▸ What needs to be done
Please find all lines in the data that hold the string "page" and copy them.

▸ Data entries
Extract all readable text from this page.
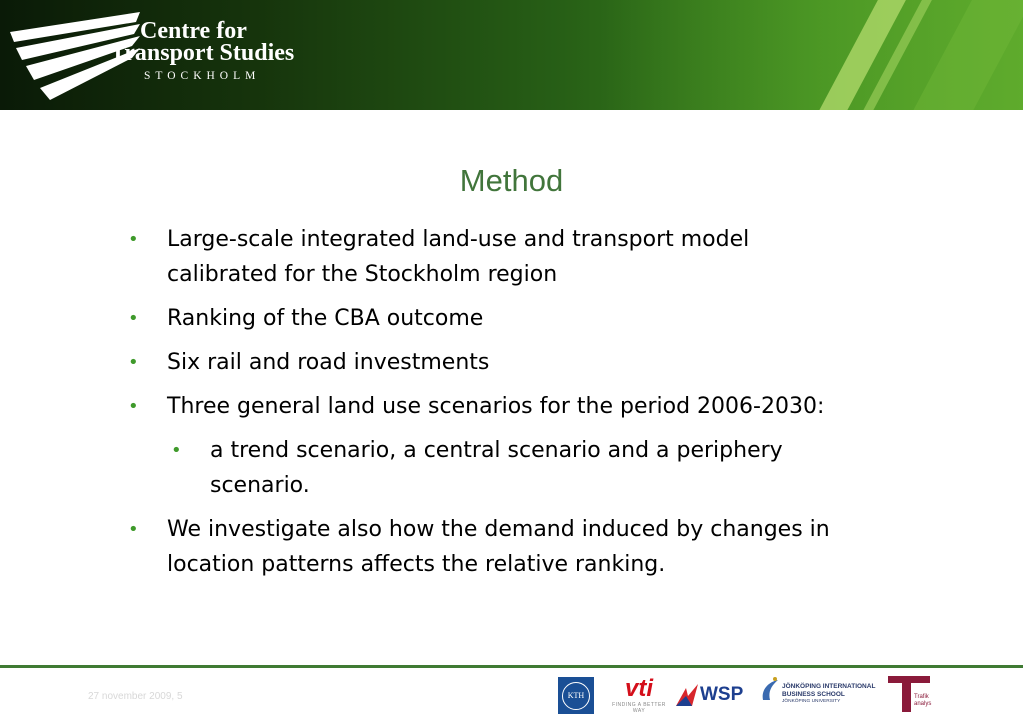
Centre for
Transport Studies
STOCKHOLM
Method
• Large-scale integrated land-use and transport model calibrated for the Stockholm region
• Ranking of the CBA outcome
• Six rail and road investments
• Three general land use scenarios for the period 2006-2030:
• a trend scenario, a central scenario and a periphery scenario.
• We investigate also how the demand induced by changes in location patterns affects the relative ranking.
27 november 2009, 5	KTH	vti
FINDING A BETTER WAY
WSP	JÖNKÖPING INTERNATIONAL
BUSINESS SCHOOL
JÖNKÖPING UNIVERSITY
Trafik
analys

--

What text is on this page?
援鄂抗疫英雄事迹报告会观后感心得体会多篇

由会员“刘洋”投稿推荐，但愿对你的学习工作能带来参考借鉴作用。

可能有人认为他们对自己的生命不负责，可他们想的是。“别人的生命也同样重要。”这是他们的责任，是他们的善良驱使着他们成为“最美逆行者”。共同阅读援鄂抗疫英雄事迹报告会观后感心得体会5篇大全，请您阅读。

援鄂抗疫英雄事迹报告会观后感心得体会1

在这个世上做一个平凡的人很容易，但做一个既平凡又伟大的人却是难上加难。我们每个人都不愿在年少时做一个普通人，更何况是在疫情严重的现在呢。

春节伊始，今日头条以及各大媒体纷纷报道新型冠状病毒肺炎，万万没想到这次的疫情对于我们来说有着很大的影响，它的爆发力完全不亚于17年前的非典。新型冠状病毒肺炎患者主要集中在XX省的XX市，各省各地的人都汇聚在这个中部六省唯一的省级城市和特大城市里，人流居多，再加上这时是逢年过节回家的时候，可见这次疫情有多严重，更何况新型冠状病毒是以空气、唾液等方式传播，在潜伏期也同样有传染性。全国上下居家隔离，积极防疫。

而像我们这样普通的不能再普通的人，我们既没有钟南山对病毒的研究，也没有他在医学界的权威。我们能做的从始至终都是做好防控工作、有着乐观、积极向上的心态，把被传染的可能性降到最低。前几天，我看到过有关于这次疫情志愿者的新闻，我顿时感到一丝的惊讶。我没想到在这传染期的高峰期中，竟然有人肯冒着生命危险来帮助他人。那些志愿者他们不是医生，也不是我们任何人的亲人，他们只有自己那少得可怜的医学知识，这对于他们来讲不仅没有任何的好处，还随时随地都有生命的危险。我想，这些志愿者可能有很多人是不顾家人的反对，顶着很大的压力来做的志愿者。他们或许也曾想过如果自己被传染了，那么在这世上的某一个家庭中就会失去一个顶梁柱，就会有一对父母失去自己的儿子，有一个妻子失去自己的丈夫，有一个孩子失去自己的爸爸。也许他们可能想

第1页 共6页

▸ Finished answer
Extract all readable text from this page.
What text is on this page?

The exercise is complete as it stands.